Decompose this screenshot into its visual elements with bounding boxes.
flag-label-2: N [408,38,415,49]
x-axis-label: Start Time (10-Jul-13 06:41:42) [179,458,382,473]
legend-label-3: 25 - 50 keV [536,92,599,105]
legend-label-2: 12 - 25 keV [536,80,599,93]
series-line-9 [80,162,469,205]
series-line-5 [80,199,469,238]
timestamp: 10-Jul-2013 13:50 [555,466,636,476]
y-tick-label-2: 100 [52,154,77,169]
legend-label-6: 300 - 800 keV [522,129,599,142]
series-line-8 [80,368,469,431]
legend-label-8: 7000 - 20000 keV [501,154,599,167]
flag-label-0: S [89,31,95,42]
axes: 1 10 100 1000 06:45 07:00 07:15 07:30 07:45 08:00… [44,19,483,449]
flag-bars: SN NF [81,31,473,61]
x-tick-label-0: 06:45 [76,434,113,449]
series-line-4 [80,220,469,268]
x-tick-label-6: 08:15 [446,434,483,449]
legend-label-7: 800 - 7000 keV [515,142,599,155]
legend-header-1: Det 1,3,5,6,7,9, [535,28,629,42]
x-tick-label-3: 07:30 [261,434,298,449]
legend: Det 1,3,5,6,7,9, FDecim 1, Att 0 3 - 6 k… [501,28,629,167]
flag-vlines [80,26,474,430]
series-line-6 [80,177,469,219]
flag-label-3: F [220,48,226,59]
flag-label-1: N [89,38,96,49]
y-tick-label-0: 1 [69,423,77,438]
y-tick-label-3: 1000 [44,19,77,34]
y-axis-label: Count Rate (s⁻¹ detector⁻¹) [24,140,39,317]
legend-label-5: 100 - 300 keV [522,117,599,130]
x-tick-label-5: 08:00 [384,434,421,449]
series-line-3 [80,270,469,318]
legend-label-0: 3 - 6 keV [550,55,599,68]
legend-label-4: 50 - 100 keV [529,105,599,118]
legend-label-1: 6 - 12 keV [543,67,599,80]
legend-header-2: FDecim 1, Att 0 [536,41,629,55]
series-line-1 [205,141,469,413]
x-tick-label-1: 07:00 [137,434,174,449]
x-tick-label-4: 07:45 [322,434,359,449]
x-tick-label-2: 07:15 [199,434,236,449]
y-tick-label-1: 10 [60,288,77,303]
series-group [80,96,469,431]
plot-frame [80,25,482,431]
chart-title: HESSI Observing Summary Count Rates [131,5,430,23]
====================
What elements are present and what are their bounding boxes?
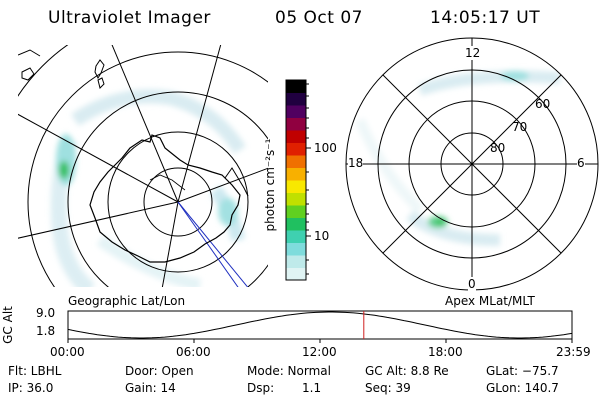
====================
__Directions__.
Rewrite the material from the line with "Decompose this screenshot" up to and including the line with "timestamp: 10-Jul-2013 13:50", putting "Begin Time" in place of "Start Time" and keeping everything else the same.

__The reply__.
Decompose this screenshot into its visual elements with bounding boxes.
flag-label-2: N [408,38,415,49]
x-axis-label: Begin Time (10-Jul-13 06:41:42) [179,458,382,473]
legend-label-3: 25 - 50 keV [536,92,599,105]
legend-label-2: 12 - 25 keV [536,80,599,93]
series-line-9 [80,162,469,205]
series-line-5 [80,199,469,238]
timestamp: 10-Jul-2013 13:50 [555,466,636,476]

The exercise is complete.